[Exercise input]
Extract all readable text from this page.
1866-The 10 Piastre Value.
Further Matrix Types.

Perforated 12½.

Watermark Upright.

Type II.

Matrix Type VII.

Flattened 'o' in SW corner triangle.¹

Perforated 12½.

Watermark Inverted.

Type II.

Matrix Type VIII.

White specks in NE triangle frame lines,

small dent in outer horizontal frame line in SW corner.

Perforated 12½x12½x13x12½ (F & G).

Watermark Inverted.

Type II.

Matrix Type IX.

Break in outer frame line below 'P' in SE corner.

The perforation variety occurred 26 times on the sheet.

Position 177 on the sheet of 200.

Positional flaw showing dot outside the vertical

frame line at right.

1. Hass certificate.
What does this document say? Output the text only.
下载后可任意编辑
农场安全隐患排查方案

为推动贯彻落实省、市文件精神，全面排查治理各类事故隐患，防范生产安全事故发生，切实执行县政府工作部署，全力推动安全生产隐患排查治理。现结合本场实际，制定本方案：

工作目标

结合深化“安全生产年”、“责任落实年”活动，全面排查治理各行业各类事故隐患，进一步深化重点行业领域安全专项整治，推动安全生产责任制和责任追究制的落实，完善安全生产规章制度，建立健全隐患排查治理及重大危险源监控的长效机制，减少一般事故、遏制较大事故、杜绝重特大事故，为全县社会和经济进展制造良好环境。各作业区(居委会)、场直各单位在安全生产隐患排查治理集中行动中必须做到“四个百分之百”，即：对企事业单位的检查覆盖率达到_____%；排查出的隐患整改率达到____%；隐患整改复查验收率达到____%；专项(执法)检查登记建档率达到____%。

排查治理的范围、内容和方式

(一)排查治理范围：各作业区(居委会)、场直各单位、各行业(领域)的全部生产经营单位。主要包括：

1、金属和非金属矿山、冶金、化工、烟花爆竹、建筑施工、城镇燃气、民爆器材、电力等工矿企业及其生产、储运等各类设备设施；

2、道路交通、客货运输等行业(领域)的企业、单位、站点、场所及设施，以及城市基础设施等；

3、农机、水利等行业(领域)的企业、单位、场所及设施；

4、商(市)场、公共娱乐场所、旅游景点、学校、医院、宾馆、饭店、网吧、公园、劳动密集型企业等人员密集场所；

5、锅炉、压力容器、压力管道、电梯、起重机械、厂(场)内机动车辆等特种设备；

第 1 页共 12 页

[The task] Extract the full set of entries word for word.

[Final result]
Extract all readable text from this page.
1866-The 10 Piastre Value.
Further Matrix Types.

Perforated 12½.

Watermark Upright.

Type II.

Matrix Type VII.

Flattened 'o' in SW corner triangle.¹

Perforated 12½.

Watermark Inverted.

Type II.

Matrix Type VIII.

White specks in NE triangle frame lines,

small dent in outer horizontal frame line in SW corner.

Perforated 12½x12½x13x12½ (F & G).

Watermark Inverted.

Type II.

Matrix Type IX.

Break in outer frame line below 'P' in SE corner.

The perforation variety occurred 26 times on the sheet.

Position 177 on the sheet of 200.

Positional flaw showing dot outside the vertical

frame line at right.

1. Hass certificate.
What does this document say? Output the text only.
下载后可任意编辑
农场安全隐患排查方案

为推动贯彻落实省、市文件精神，全面排查治理各类事故隐患，防范生产安全事故发生，切实执行县政府工作部署，全力推动安全生产隐患排查治理。现结合本场实际，制定本方案：

工作目标

结合深化“安全生产年”、“责任落实年”活动，全面排查治理各行业各类事故隐患，进一步深化重点行业领域安全专项整治，推动安全生产责任制和责任追究制的落实，完善安全生产规章制度，建立健全隐患排查治理及重大危险源监控的长效机制，减少一般事故、遏制较大事故、杜绝重特大事故，为全县社会和经济进展制造良好环境。各作业区(居委会)、场直各单位在安全生产隐患排查治理集中行动中必须做到“四个百分之百”，即：对企事业单位的检查覆盖率达到_____%；排查出的隐患整改率达到____%；隐患整改复查验收率达到____%；专项(执法)检查登记建档率达到____%。

排查治理的范围、内容和方式

(一)排查治理范围：各作业区(居委会)、场直各单位、各行业(领域)的全部生产经营单位。主要包括：

1、金属和非金属矿山、冶金、化工、烟花爆竹、建筑施工、城镇燃气、民爆器材、电力等工矿企业及其生产、储运等各类设备设施；

2、道路交通、客货运输等行业(领域)的企业、单位、站点、场所及设施，以及城市基础设施等；

3、农机、水利等行业(领域)的企业、单位、场所及设施；

4、商(市)场、公共娱乐场所、旅游景点、学校、医院、宾馆、饭店、网吧、公园、劳动密集型企业等人员密集场所；

5、锅炉、压力容器、压力管道、电梯、起重机械、厂(场)内机动车辆等特种设备；

第 1 页共 12 页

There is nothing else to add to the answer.